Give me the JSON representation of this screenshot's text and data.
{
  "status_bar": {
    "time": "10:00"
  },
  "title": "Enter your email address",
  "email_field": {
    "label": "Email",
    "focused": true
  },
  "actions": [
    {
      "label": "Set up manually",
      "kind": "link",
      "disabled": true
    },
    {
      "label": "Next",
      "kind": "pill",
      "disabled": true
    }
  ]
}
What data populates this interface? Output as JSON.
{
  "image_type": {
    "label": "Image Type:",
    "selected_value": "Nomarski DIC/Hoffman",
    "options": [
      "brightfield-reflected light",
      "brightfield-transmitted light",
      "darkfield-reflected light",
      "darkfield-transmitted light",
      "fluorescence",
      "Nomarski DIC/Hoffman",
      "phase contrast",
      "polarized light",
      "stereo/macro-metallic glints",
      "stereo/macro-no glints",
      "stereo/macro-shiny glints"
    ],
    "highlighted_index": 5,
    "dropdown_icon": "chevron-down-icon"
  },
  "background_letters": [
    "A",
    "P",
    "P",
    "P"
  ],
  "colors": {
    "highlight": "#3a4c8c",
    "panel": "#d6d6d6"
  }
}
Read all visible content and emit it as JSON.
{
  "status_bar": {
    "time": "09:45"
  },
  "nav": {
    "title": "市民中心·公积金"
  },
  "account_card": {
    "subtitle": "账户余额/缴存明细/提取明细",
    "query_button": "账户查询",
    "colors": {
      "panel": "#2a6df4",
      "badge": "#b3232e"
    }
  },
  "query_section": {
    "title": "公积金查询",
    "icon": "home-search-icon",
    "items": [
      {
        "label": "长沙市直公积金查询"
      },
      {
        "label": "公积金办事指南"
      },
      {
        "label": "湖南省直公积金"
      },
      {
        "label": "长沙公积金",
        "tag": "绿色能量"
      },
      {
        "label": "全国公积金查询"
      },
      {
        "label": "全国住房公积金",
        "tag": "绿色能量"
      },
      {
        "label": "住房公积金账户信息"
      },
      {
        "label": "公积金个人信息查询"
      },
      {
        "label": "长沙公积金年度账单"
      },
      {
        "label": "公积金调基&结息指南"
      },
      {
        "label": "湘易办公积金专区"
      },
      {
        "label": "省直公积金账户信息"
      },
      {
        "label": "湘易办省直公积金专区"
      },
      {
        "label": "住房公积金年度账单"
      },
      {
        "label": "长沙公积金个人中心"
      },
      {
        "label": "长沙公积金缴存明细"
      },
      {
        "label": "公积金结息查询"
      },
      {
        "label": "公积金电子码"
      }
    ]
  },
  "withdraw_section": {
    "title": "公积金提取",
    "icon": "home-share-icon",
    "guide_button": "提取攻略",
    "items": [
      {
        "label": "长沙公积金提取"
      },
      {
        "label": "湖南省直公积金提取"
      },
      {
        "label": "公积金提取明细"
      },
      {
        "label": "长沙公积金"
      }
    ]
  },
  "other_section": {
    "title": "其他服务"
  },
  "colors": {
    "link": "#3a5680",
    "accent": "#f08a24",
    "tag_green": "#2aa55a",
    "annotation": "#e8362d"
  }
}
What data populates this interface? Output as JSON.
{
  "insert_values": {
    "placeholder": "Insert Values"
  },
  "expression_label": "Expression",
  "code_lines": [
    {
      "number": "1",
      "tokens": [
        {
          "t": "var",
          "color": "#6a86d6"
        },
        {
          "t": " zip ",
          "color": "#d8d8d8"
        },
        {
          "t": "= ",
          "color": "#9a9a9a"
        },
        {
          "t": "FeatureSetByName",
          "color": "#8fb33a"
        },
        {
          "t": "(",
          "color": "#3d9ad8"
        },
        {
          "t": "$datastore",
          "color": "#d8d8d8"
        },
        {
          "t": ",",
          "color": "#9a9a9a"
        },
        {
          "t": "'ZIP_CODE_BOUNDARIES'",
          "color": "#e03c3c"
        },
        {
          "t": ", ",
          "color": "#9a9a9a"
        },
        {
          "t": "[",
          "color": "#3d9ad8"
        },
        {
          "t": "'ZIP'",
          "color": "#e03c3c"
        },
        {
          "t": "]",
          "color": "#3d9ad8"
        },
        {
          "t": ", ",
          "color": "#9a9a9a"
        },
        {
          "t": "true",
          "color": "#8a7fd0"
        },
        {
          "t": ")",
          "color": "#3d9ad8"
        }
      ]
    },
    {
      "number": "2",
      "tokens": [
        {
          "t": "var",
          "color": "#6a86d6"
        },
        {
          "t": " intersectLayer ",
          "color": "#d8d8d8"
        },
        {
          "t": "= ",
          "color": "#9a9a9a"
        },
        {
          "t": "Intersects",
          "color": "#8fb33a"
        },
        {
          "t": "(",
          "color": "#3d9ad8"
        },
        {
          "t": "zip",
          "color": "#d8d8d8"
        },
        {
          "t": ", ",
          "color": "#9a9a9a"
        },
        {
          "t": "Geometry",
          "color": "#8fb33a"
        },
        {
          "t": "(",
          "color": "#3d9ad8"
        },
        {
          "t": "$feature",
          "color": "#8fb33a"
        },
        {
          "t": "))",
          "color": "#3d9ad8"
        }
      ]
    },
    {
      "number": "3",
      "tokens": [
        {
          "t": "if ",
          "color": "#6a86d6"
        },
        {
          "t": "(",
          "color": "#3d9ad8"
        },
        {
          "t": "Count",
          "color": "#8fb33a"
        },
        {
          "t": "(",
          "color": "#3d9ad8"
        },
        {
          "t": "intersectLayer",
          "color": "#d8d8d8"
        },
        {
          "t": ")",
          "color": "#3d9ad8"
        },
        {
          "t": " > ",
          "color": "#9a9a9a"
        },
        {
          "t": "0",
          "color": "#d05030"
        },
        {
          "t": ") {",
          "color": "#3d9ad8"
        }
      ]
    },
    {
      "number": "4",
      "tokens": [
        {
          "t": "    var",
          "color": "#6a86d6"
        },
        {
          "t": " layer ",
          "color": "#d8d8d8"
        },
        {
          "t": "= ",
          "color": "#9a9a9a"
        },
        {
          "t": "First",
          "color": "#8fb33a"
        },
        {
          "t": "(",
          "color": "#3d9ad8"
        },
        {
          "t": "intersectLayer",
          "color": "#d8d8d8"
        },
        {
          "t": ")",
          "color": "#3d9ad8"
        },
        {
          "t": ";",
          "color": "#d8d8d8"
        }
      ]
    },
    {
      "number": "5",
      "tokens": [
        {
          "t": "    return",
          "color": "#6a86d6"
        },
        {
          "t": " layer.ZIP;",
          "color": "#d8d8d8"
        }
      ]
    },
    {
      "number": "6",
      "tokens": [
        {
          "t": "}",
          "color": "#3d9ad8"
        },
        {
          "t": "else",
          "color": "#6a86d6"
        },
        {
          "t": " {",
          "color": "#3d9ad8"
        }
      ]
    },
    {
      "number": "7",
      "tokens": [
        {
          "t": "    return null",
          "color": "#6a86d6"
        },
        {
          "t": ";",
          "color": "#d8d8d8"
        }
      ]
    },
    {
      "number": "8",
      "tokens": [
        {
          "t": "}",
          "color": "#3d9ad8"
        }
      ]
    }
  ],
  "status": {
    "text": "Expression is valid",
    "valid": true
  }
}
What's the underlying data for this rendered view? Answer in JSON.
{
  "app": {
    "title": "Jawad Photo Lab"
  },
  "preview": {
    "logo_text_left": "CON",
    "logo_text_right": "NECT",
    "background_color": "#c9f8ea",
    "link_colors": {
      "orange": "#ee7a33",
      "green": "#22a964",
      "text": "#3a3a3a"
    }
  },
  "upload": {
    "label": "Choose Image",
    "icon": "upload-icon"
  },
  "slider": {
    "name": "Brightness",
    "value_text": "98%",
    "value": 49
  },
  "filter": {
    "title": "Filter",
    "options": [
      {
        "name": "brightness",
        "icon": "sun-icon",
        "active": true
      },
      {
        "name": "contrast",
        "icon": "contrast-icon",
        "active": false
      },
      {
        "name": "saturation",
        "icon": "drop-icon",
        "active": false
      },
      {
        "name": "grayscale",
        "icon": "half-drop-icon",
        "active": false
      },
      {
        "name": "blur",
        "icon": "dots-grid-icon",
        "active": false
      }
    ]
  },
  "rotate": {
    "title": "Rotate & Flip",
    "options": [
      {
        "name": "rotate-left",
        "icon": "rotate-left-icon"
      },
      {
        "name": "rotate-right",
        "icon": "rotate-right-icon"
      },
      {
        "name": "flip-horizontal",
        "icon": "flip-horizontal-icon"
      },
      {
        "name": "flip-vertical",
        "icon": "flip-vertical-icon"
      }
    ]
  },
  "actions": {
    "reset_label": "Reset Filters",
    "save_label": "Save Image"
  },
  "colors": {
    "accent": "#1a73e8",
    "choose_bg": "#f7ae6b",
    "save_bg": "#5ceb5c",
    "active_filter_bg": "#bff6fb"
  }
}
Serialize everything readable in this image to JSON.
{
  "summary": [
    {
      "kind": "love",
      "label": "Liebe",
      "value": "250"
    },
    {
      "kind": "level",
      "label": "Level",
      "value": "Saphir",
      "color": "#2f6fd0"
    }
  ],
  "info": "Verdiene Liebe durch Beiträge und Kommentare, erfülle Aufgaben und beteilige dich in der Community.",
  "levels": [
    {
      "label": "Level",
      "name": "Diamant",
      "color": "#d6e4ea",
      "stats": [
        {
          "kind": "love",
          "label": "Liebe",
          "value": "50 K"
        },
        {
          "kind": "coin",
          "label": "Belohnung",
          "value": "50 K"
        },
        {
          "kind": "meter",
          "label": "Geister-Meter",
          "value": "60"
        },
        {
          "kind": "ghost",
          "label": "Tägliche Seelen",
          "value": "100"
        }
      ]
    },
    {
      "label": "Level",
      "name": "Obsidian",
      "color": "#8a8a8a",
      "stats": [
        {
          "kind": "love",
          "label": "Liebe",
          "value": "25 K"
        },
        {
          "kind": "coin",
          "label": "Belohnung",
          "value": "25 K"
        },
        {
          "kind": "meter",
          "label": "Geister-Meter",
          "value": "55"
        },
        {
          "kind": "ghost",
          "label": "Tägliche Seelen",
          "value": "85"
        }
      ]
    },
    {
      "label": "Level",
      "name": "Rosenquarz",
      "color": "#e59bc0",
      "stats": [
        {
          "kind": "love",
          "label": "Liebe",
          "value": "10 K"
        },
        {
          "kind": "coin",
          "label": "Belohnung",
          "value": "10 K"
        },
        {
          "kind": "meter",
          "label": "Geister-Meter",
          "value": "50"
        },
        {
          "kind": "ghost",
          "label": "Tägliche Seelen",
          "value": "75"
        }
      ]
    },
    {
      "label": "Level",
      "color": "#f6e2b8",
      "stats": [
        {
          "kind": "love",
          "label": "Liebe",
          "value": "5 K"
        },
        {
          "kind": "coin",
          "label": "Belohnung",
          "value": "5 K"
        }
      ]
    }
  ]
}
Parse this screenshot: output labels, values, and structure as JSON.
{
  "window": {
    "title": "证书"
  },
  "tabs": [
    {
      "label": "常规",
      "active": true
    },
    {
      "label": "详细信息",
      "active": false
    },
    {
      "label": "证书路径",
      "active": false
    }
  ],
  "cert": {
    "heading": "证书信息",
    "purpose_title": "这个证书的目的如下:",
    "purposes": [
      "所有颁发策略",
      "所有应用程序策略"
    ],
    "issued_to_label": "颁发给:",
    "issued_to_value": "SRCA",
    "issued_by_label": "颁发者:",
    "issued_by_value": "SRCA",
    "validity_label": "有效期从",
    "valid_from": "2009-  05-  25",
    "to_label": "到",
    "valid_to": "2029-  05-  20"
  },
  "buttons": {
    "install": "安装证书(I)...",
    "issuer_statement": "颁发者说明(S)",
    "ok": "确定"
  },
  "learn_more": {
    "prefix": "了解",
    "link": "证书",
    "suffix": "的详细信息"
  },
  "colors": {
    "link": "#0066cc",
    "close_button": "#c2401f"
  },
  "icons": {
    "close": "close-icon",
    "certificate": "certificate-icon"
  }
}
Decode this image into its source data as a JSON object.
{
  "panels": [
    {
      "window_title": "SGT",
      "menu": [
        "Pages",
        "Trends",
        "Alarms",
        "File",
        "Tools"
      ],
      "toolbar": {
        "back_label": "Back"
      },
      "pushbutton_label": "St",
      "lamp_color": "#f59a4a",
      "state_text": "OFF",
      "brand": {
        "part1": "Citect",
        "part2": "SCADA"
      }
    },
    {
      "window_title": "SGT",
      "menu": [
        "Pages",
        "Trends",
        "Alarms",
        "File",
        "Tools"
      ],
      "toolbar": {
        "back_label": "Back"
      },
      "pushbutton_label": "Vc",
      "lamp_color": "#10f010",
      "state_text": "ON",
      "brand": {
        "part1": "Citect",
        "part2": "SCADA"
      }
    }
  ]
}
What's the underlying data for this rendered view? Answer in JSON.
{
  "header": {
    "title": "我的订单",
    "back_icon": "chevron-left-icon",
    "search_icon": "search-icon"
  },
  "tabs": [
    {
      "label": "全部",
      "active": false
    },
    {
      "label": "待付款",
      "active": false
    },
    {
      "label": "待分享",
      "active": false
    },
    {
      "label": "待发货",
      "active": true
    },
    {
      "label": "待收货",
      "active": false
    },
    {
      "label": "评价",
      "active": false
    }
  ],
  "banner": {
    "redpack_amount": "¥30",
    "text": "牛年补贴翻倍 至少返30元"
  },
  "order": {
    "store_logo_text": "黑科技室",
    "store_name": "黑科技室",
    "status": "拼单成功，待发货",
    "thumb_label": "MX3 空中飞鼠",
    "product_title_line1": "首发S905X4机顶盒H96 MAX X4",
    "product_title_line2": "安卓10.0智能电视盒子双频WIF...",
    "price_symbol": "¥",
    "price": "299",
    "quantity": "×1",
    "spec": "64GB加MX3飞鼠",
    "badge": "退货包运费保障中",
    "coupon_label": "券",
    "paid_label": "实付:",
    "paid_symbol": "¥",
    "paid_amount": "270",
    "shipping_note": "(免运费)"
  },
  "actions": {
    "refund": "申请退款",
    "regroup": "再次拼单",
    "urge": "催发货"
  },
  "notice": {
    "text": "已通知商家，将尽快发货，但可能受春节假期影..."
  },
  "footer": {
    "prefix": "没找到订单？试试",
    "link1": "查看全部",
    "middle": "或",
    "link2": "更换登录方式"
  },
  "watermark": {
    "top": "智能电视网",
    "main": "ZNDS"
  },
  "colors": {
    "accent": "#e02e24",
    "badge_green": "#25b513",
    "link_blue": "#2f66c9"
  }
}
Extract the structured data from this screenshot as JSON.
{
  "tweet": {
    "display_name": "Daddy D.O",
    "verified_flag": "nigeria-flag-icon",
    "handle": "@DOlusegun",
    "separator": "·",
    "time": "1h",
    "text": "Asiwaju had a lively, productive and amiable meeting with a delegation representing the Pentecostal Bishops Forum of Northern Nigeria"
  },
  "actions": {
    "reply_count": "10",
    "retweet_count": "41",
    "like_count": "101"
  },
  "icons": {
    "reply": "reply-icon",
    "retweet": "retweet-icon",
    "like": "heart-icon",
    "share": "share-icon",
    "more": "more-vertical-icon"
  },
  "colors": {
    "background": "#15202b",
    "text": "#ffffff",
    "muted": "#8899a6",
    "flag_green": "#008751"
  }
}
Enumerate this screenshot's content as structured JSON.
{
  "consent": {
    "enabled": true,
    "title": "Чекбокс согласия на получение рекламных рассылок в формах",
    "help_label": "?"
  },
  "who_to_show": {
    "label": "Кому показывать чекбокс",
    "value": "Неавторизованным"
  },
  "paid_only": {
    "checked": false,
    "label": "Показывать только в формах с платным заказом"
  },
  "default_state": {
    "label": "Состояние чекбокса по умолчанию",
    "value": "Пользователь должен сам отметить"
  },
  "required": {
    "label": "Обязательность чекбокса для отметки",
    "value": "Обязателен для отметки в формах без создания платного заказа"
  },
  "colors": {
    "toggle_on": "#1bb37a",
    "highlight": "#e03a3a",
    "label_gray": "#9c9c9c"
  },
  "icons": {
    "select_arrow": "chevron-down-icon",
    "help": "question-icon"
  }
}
-*-
Check each line of the entries above, and show every one holding the word "stereo".

**Written response**:
      "stereo/macro-metallic glints",
      "stereo/macro-no glints",
      "stereo/macro-shiny glints"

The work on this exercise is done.